(Collected data entries)
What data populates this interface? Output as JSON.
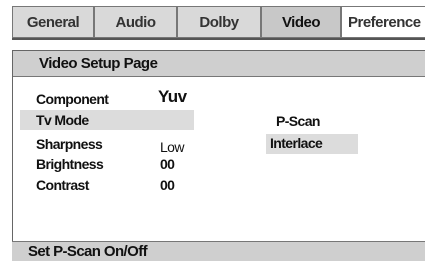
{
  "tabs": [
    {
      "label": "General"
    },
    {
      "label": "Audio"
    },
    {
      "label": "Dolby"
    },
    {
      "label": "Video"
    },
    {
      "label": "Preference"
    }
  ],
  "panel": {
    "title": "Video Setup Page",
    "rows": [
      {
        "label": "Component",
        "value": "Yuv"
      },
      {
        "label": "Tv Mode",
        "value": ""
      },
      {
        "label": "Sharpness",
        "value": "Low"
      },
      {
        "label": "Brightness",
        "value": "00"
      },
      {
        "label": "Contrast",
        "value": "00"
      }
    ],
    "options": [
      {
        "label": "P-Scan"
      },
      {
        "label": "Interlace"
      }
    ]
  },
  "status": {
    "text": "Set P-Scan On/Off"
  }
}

◆ What you will do
Count how many lines above include the word "value" and answer with that figure only.

◆ Task answer
5